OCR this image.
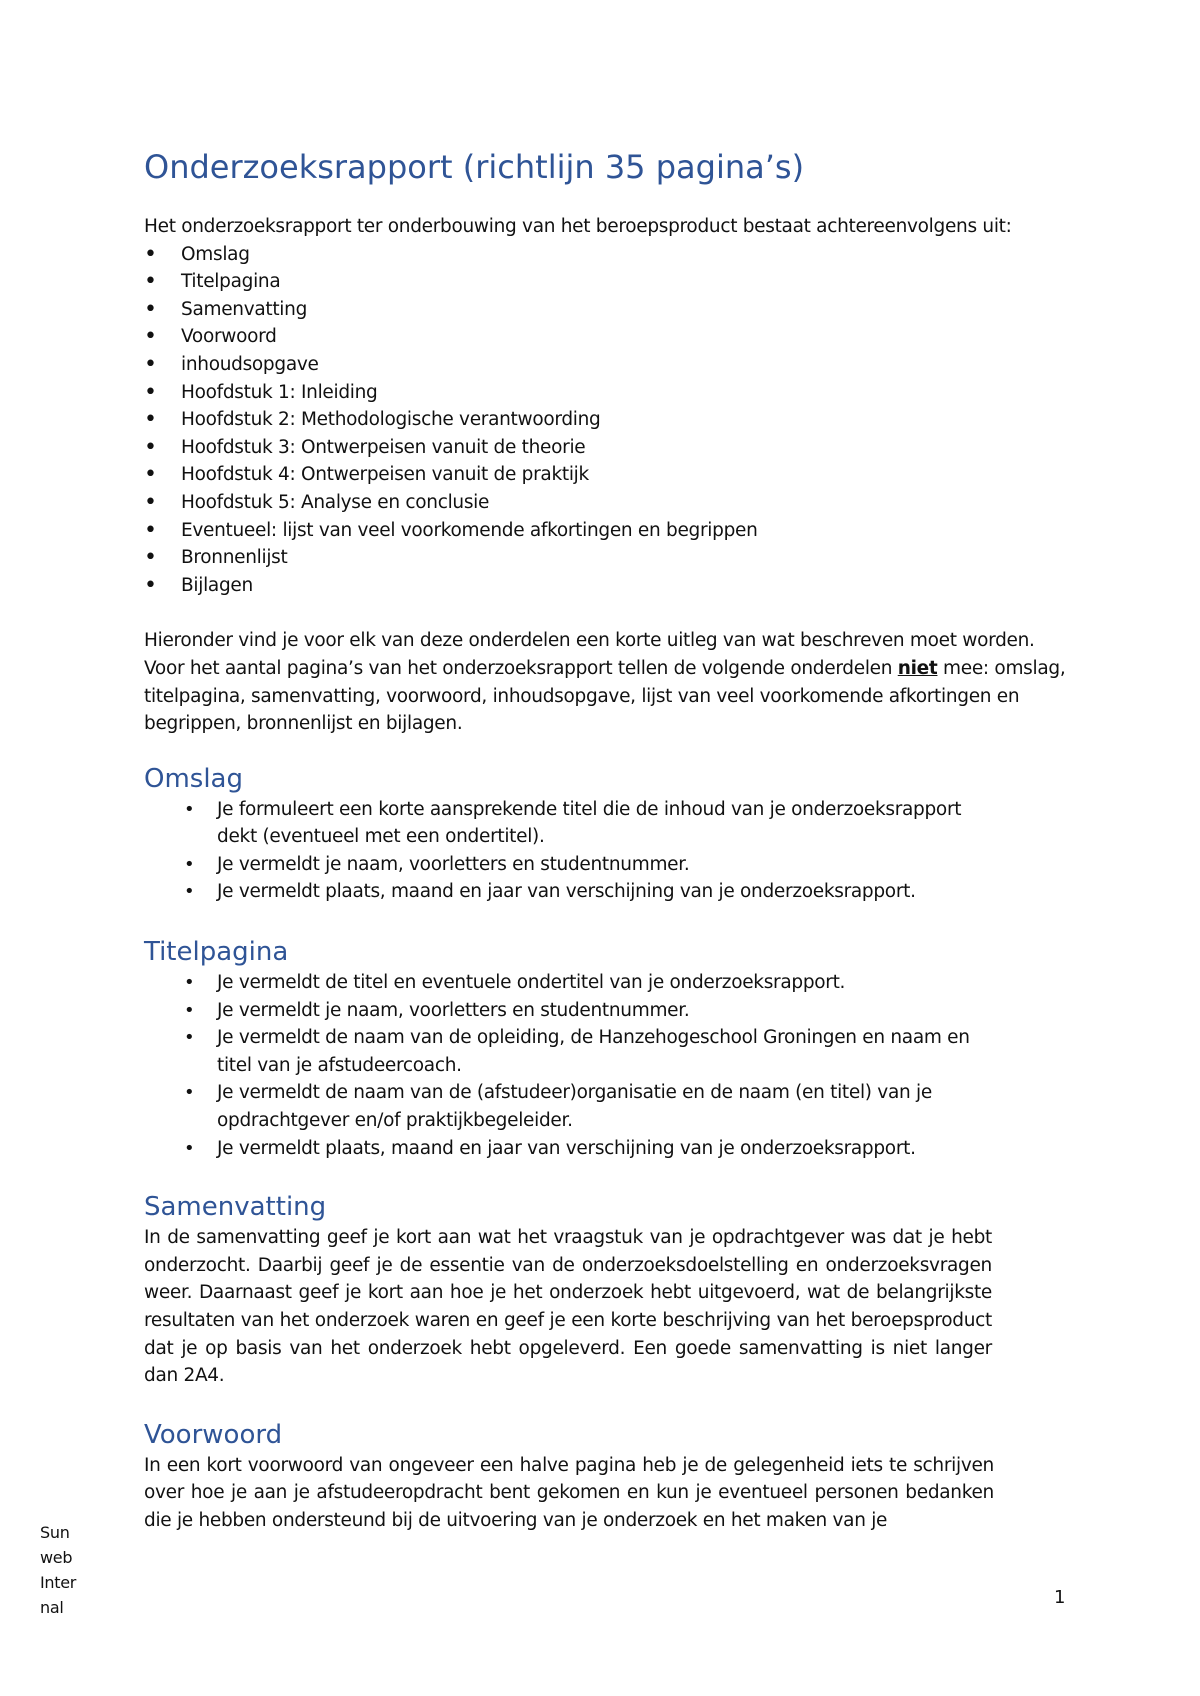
Onderzoeksrapport (richtlijn 35 pagina’s)

Het onderzoeksrapport ter onderbouwing van het beroepsproduct bestaat achtereenvolgens uit:

• Omslag
• Titelpagina
• Samenvatting
• Voorwoord
• inhoudsopgave
• Hoofdstuk 1: Inleiding
• Hoofdstuk 2: Methodologische verantwoording
• Hoofdstuk 3: Ontwerpeisen vanuit de theorie
• Hoofdstuk 4: Ontwerpeisen vanuit de praktijk
• Hoofdstuk 5: Analyse en conclusie
• Eventueel: lijst van veel voorkomende afkortingen en begrippen
• Bronnenlijst
• Bijlagen

Hieronder vind je voor elk van deze onderdelen een korte uitleg van wat beschreven moet worden. Voor het aantal pagina’s van het onderzoeksrapport tellen de volgende onderdelen niet mee: omslag, titelpagina, samenvatting, voorwoord, inhoudsopgave, lijst van veel voorkomende afkortingen en begrippen, bronnenlijst en bijlagen.

Omslag
• Je formuleert een korte aansprekende titel die de inhoud van je onderzoeksrapport dekt (eventueel met een ondertitel).
• Je vermeldt je naam, voorletters en studentnummer.
• Je vermeldt plaats, maand en jaar van verschijning van je onderzoeksrapport.
Titelpagina
• Je vermeldt de titel en eventuele ondertitel van je onderzoeksrapport.
• Je vermeldt je naam, voorletters en studentnummer.
• Je vermeldt de naam van de opleiding, de Hanzehogeschool Groningen en naam en titel van je afstudeercoach.
• Je vermeldt de naam van de (afstudeer)organisatie en de naam (en titel) van je opdrachtgever en/of praktijkbegeleider.
• Je vermeldt plaats, maand en jaar van verschijning van je onderzoeksrapport.
Samenvatting

In de samenvatting geef je kort aan wat het vraagstuk van je opdrachtgever was dat je hebt onderzocht. Daarbij geef je de essentie van de onderzoeksdoelstelling en onderzoeksvragen weer. Daarnaast geef je kort aan hoe je het onderzoek hebt uitgevoerd, wat de belangrijkste resultaten van het onderzoek waren en geef je een korte beschrijving van het beroepsproduct dat je op basis van het onderzoek hebt opgeleverd. Een goede samenvatting is niet langer dan 2A4.

Voorwoord

In een kort voorwoord van ongeveer een halve pagina heb je de gelegenheid iets te schrijven over hoe je aan je afstudeeropdracht bent gekomen en kun je eventueel personen bedanken die je hebben ondersteund bij de uitvoering van je onderzoek en het maken van je

Sunweb Internal	1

+===+

STATED PROBLEM>
Copy each line above precisely, dropping the pictures.

THE OUTPUT>
OCR this image.
Onderzoeksrapport (richtlijn 35 pagina’s)

Het onderzoeksrapport ter onderbouwing van het beroepsproduct bestaat achtereenvolgens uit:

• Omslag
• Titelpagina
• Samenvatting
• Voorwoord
• inhoudsopgave
• Hoofdstuk 1: Inleiding
• Hoofdstuk 2: Methodologische verantwoording
• Hoofdstuk 3: Ontwerpeisen vanuit de theorie
• Hoofdstuk 4: Ontwerpeisen vanuit de praktijk
• Hoofdstuk 5: Analyse en conclusie
• Eventueel: lijst van veel voorkomende afkortingen en begrippen
• Bronnenlijst
• Bijlagen

Hieronder vind je voor elk van deze onderdelen een korte uitleg van wat beschreven moet worden. Voor het aantal pagina’s van het onderzoeksrapport tellen de volgende onderdelen niet mee: omslag, titelpagina, samenvatting, voorwoord, inhoudsopgave, lijst van veel voorkomende afkortingen en begrippen, bronnenlijst en bijlagen.

Omslag
• Je formuleert een korte aansprekende titel die de inhoud van je onderzoeksrapport dekt (eventueel met een ondertitel).
• Je vermeldt je naam, voorletters en studentnummer.
• Je vermeldt plaats, maand en jaar van verschijning van je onderzoeksrapport.
Titelpagina
• Je vermeldt de titel en eventuele ondertitel van je onderzoeksrapport.
• Je vermeldt je naam, voorletters en studentnummer.
• Je vermeldt de naam van de opleiding, de Hanzehogeschool Groningen en naam en titel van je afstudeercoach.
• Je vermeldt de naam van de (afstudeer)organisatie en de naam (en titel) van je opdrachtgever en/of praktijkbegeleider.
• Je vermeldt plaats, maand en jaar van verschijning van je onderzoeksrapport.
Samenvatting

In de samenvatting geef je kort aan wat het vraagstuk van je opdrachtgever was dat je hebt onderzocht. Daarbij geef je de essentie van de onderzoeksdoelstelling en onderzoeksvragen weer. Daarnaast geef je kort aan hoe je het onderzoek hebt uitgevoerd, wat de belangrijkste resultaten van het onderzoek waren en geef je een korte beschrijving van het beroepsproduct dat je op basis van het onderzoek hebt opgeleverd. Een goede samenvatting is niet langer dan 2A4.

Voorwoord

In een kort voorwoord van ongeveer een halve pagina heb je de gelegenheid iets te schrijven over hoe je aan je afstudeeropdracht bent gekomen en kun je eventueel personen bedanken die je hebben ondersteund bij de uitvoering van je onderzoek en het maken van je

Sunweb Internal	1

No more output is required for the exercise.